§ **Objective**
Transcribe each of the records below exactly, excluding all pictures.
::: The data :::
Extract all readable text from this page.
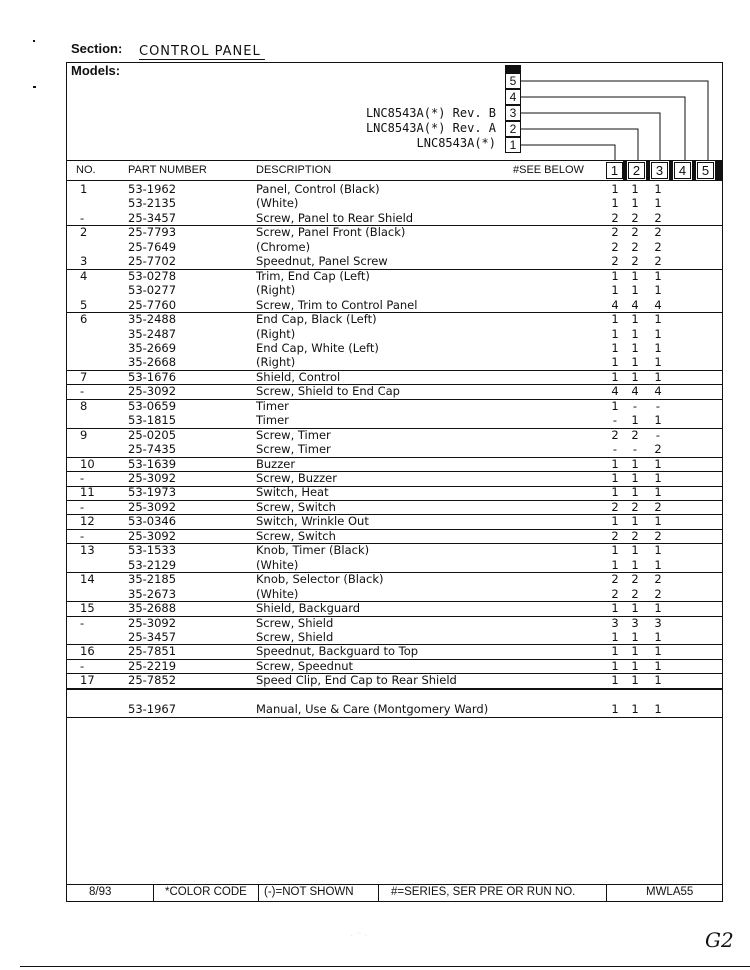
Section: CONTROL PANEL
Models:
LNC8543A(*) Rev. B
LNC8543A(*) Rev. A
LNC8543A(*)
5
4
3
2
1
NO.	PART NUMBER	DESCRIPTION	#SEE BELOW	1	2	3	4	5
1	53-1962	Panel, Control (Black)	1 1 1
53-2135	(White)	1 1 1
-	25-3457	Screw, Panel to Rear Shield	2 2 2
2	25-7793	Screw, Panel Front (Black)	2 2 2
25-7649	(Chrome)	2 2 2
3	25-7702	Speednut, Panel Screw	2 2 2
4	53-0278	Trim, End Cap (Left)	1 1 1
53-0277	(Right)	1 1 1
5	25-7760	Screw, Trim to Control Panel	4 4 4
6	35-2488	End Cap, Black (Left)	1 1 1
35-2487	(Right)	1 1 1
35-2669	End Cap, White (Left)	1 1 1
35-2668	(Right)	1 1 1
7	53-1676	Shield, Control	1 1 1
-	25-3092	Screw, Shield to End Cap	4 4 4
8	53-0659	Timer	1	-	-
53-1815	Timer	-	1 1
9	25-0205	Screw, Timer	2 2	-
25-7435	Screw, Timer	-	-	2
10	53-1639	Buzzer	1 1 1
-	25-3092	Screw, Buzzer	1 1 1
11	53-1973	Switch, Heat	1 1 1
-	25-3092	Screw, Switch	2 2 2
12	53-0346	Switch, Wrinkle Out	1 1 1
-	25-3092	Screw, Switch	2 2 2
13	53-1533	Knob, Timer (Black)	1 1 1
53-2129	(White)	1 1 1
14	35-2185	Knob, Selector (Black)	2 2 2
35-2673	(White)	2 2 2
15	35-2688	Shield, Backguard	1 1 1
-	25-3092	Screw, Shield	3 3 3
25-3457	Screw, Shield	1 1 1
16	25-7851	Speednut, Backguard to Top	1 1 1
-	25-2219	Screw, Speednut	1 1 1
17	25-7852	Speed Clip, End Cap to Rear Shield	1 1 1
53-1967	Manual, Use & Care (Montgomery Ward)	1 1 1
8/93	*COLOR CODE (-)=NOT SHOWN	#=SERIES, SER PRE OR RUN NO.	MWLA55
· ⁻ ·	G2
:::
§ **Solution to this exercise**
Extract all readable text from this page.
Section: CONTROL PANEL
Models:
LNC8543A(*) Rev. B
LNC8543A(*) Rev. A
LNC8543A(*)
5
4
3
2
1
NO.	PART NUMBER	DESCRIPTION	#SEE BELOW	1	2	3	4	5
1	53-1962	Panel, Control (Black)	1 1 1
53-2135	(White)	1 1 1
-	25-3457	Screw, Panel to Rear Shield	2 2 2
2	25-7793	Screw, Panel Front (Black)	2 2 2
25-7649	(Chrome)	2 2 2
3	25-7702	Speednut, Panel Screw	2 2 2
4	53-0278	Trim, End Cap (Left)	1 1 1
53-0277	(Right)	1 1 1
5	25-7760	Screw, Trim to Control Panel	4 4 4
6	35-2488	End Cap, Black (Left)	1 1 1
35-2487	(Right)	1 1 1
35-2669	End Cap, White (Left)	1 1 1
35-2668	(Right)	1 1 1
7	53-1676	Shield, Control	1 1 1
-	25-3092	Screw, Shield to End Cap	4 4 4
8	53-0659	Timer	1	-	-
53-1815	Timer	-	1 1
9	25-0205	Screw, Timer	2 2	-
25-7435	Screw, Timer	-	-	2
10	53-1639	Buzzer	1 1 1
-	25-3092	Screw, Buzzer	1 1 1
11	53-1973	Switch, Heat	1 1 1
-	25-3092	Screw, Switch	2 2 2
12	53-0346	Switch, Wrinkle Out	1 1 1
-	25-3092	Screw, Switch	2 2 2
13	53-1533	Knob, Timer (Black)	1 1 1
53-2129	(White)	1 1 1
14	35-2185	Knob, Selector (Black)	2 2 2
35-2673	(White)	2 2 2
15	35-2688	Shield, Backguard	1 1 1
-	25-3092	Screw, Shield	3 3 3
25-3457	Screw, Shield	1 1 1
16	25-7851	Speednut, Backguard to Top	1 1 1
-	25-2219	Screw, Speednut	1 1 1
17	25-7852	Speed Clip, End Cap to Rear Shield	1 1 1
53-1967	Manual, Use & Care (Montgomery Ward)	1 1 1
8/93	*COLOR CODE (-)=NOT SHOWN	#=SERIES, SER PRE OR RUN NO.	MWLA55
· ⁻ ·	G2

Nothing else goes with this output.